(Dataset excerpts)
################

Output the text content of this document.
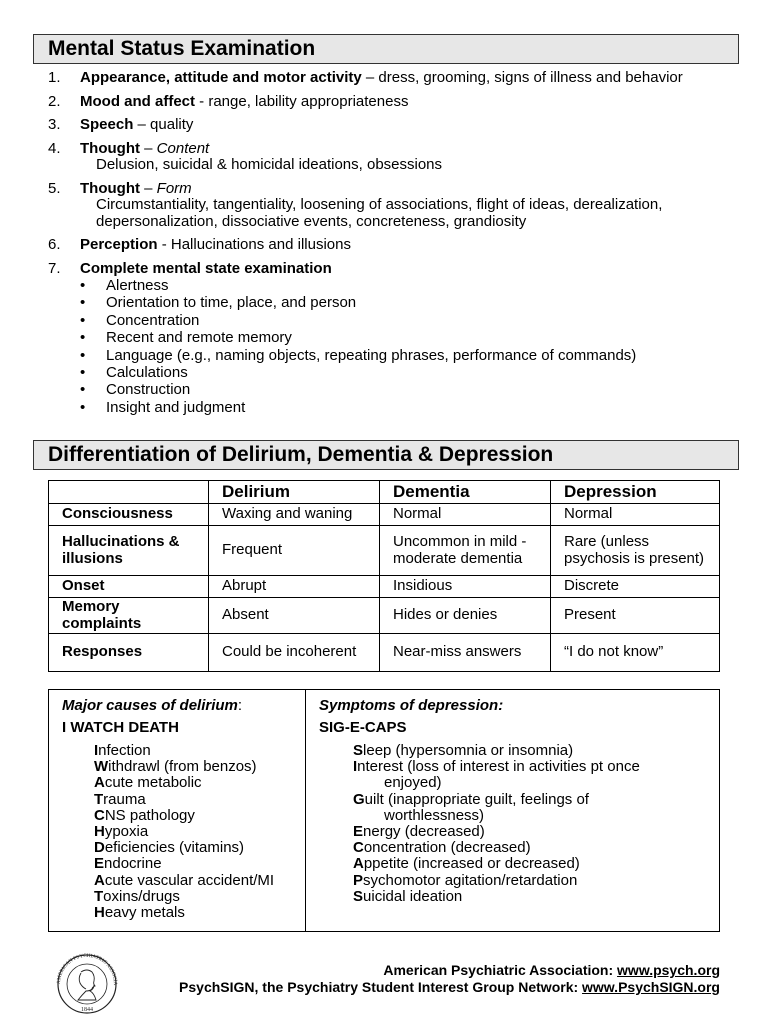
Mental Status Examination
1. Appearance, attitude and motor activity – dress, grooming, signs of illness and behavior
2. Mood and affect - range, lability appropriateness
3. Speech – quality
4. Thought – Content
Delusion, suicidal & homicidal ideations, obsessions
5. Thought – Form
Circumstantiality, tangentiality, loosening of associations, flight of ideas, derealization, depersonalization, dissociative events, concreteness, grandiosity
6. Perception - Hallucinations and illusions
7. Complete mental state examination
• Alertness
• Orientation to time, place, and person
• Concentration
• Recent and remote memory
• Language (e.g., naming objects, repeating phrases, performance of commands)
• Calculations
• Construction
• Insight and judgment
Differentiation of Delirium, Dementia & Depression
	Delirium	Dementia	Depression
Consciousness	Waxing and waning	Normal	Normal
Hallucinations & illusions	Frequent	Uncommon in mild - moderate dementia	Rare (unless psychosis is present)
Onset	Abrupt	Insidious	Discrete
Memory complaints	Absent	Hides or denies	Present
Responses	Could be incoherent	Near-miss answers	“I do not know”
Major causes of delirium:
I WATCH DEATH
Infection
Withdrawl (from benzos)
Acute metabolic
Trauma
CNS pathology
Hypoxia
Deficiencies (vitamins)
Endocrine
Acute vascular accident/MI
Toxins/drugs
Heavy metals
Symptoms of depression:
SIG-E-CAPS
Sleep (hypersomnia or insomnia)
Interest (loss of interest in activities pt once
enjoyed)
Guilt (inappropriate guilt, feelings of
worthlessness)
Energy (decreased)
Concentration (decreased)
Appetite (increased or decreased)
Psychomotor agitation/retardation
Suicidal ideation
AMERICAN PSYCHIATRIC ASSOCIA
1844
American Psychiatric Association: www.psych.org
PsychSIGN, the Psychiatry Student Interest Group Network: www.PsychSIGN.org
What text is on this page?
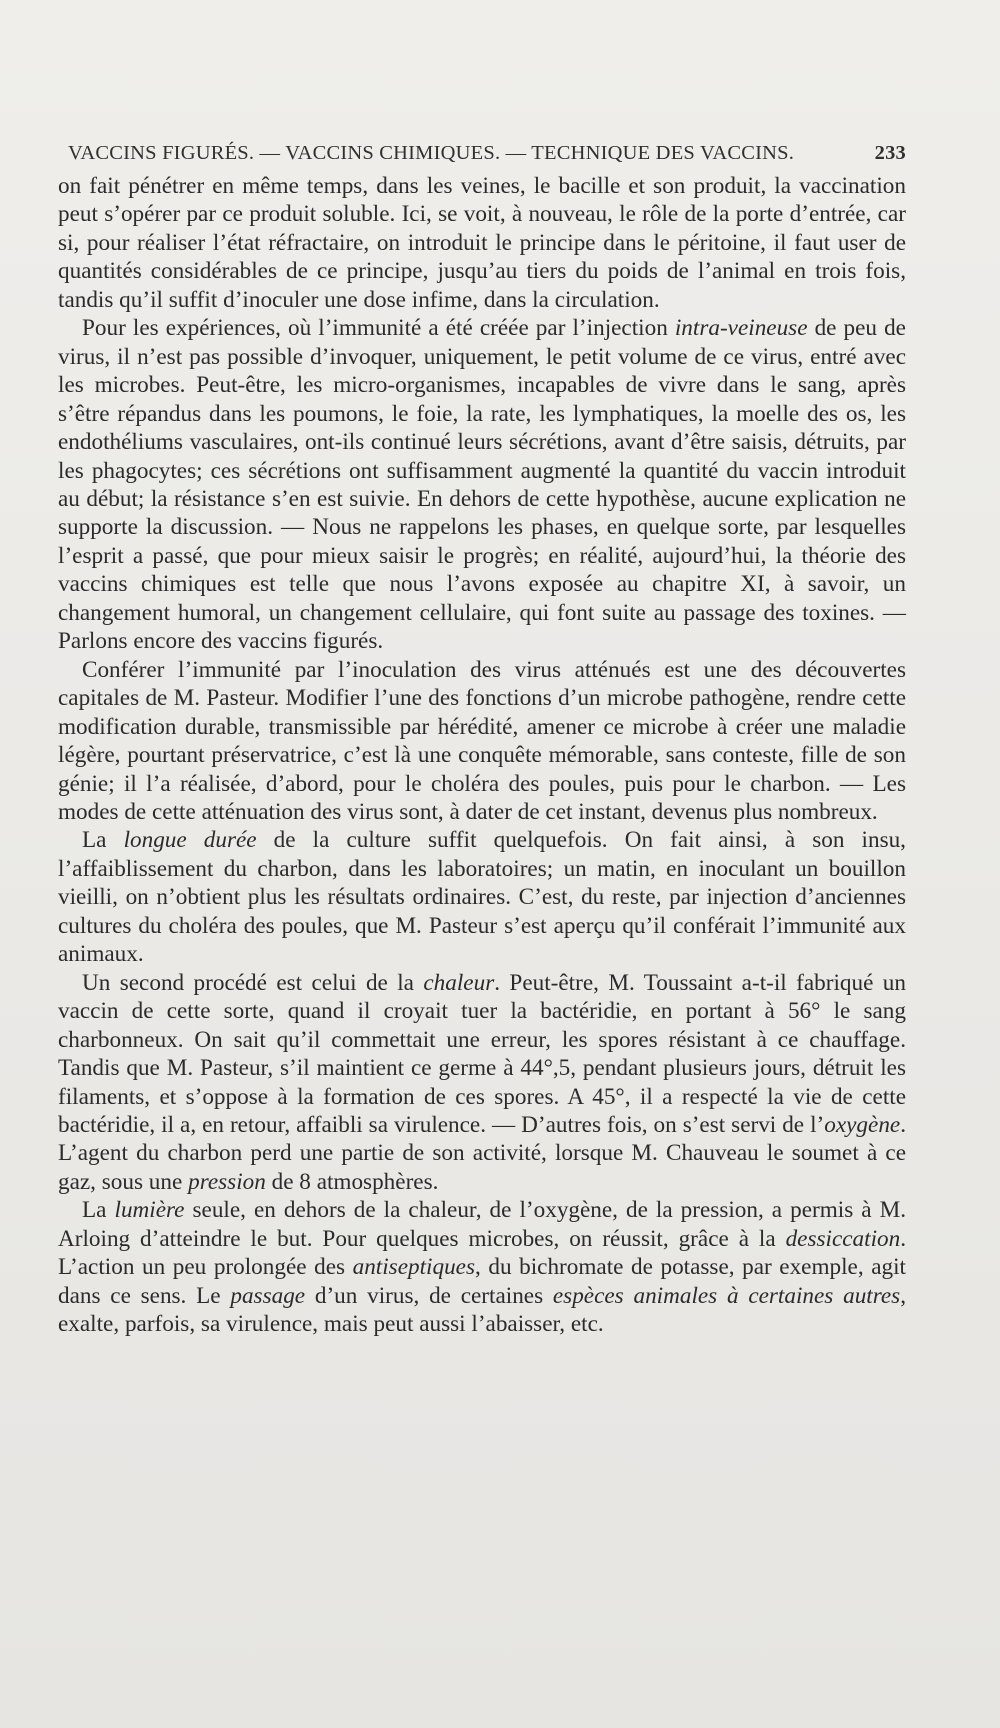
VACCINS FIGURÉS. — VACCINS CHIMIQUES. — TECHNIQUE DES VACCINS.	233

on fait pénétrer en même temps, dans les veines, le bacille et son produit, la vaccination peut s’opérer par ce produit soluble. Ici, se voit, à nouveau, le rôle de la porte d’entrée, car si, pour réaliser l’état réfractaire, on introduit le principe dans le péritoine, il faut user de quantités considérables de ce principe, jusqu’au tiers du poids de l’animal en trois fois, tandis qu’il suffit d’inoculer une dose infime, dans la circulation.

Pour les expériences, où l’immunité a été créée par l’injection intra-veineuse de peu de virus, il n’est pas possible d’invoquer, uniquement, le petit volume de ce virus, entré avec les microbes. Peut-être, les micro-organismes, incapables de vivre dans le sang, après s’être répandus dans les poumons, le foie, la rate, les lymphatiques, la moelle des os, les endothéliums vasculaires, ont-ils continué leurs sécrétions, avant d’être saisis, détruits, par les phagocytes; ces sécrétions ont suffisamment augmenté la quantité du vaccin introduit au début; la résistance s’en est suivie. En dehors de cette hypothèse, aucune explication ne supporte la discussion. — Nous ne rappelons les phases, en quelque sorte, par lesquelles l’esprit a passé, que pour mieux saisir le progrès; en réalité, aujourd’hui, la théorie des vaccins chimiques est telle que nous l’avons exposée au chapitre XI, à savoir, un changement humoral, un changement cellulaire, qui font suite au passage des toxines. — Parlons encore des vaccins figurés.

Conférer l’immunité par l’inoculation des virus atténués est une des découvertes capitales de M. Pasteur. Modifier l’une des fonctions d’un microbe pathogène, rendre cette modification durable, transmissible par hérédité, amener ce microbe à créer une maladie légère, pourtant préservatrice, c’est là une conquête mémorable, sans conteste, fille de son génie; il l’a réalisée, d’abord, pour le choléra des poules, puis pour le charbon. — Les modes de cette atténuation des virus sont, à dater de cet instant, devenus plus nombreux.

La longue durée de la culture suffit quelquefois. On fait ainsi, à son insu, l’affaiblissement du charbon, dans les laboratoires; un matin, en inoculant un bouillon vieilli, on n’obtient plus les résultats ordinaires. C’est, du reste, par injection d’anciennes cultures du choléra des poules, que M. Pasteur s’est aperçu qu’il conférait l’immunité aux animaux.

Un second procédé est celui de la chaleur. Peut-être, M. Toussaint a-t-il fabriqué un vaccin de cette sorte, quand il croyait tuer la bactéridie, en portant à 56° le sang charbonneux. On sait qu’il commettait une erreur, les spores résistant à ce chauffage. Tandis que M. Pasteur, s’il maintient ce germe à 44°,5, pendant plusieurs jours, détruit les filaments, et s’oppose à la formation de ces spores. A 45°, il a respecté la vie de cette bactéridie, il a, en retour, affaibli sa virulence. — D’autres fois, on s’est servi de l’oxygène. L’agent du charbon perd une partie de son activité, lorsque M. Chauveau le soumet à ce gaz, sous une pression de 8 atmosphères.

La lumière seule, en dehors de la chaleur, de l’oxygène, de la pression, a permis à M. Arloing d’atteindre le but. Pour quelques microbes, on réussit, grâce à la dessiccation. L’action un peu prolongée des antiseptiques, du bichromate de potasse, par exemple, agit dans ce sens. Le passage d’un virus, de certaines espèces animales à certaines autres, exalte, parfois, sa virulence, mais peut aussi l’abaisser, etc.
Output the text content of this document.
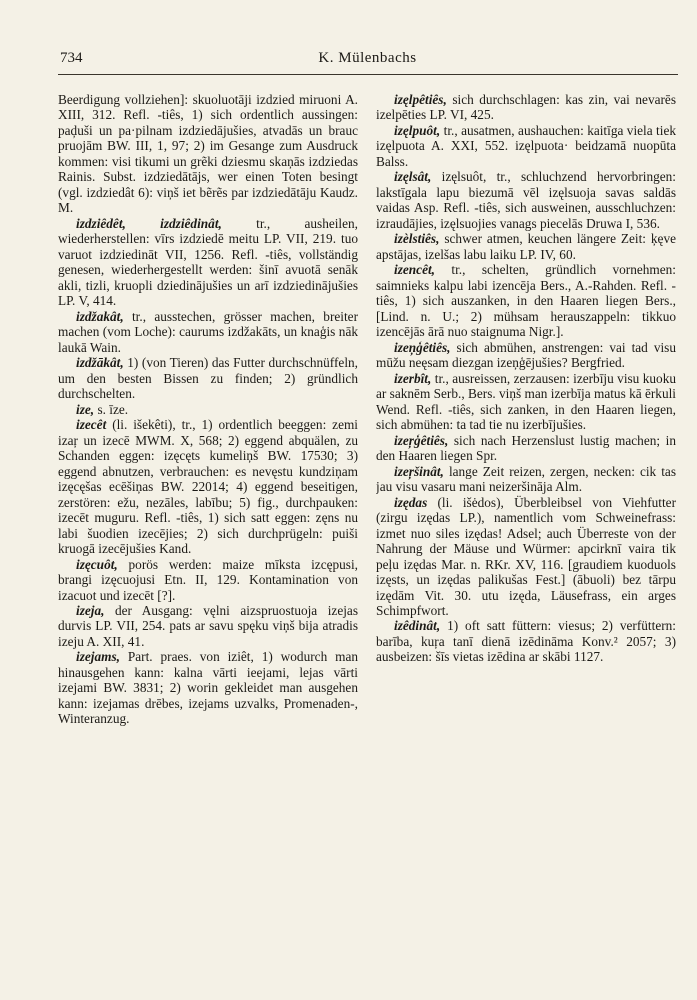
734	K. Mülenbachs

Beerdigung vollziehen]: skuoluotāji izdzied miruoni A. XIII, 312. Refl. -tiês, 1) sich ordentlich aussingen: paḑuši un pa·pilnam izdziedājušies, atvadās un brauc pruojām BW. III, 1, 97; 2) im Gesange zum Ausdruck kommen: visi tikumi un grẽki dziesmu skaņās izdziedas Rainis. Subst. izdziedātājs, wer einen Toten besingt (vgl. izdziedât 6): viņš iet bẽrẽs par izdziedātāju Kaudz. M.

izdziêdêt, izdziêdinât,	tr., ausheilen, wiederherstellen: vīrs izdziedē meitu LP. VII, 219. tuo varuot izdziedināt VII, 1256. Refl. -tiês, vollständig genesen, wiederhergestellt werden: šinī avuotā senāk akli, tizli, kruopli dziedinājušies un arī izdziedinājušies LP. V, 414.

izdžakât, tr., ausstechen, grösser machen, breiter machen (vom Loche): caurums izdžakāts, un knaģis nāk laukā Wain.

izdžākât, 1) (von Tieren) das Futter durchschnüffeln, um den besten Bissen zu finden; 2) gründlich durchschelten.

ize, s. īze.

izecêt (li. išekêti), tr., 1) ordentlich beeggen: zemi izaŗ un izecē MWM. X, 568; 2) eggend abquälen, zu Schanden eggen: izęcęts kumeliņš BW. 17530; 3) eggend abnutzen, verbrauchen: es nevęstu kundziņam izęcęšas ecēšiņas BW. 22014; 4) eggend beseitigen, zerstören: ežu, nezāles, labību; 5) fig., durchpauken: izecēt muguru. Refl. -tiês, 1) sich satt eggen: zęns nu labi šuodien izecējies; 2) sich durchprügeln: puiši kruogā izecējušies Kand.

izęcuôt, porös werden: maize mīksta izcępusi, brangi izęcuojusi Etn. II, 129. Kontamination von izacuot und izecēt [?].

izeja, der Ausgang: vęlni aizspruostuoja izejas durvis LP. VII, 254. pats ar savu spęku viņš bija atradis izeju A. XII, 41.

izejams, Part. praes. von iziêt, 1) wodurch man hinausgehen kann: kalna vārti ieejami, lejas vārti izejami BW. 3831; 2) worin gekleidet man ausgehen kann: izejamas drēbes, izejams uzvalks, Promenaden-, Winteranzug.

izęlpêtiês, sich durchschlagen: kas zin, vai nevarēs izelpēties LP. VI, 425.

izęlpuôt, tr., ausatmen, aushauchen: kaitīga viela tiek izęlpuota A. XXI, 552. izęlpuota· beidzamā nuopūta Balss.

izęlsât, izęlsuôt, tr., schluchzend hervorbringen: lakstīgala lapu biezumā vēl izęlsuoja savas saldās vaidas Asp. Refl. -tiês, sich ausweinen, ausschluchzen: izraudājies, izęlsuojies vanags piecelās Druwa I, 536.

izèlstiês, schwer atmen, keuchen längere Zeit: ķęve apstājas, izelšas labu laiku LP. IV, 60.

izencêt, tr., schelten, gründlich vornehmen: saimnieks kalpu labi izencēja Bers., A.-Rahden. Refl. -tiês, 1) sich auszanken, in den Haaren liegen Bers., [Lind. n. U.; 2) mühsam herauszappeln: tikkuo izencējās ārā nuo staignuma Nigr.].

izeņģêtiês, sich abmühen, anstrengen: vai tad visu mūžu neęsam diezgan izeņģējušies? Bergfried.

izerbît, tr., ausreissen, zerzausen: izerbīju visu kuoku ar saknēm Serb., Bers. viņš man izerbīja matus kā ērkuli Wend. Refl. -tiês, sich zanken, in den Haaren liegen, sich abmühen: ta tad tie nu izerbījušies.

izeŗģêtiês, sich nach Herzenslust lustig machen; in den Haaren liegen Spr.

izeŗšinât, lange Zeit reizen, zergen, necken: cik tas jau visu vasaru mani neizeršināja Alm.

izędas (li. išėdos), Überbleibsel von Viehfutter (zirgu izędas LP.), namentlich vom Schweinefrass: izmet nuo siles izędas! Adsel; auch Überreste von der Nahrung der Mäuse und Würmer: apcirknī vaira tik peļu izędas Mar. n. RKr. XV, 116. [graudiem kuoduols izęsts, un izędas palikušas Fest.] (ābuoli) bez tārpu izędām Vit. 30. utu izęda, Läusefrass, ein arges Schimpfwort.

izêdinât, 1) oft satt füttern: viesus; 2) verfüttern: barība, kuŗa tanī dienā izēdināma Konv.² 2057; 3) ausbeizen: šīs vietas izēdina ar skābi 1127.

################

• _What this task involves_:
What lines in the entries above include the string "Haaren"? Return each one.

• _Response area_:
izencêt, tr., schelten, gründlich vornehmen: saimnieks kalpu labi izencēja Bers., A.-Rahden. Refl. -tiês, 1) sich auszanken, in den Haaren liegen Bers., [Lind. n. U.; 2) mühsam herauszappeln: tikkuo izencējās ārā nuo staignuma Nigr.].
izerbît, tr., ausreissen, zerzausen: izerbīju visu kuoku ar saknēm Serb., Bers. viņš man izerbīja matus kā ērkuli Wend. Refl. -tiês, sich zanken, in den Haaren liegen, sich abmühen: ta tad tie nu izerbījušies.
izeŗģêtiês, sich nach Herzenslust lustig machen; in den Haaren liegen Spr.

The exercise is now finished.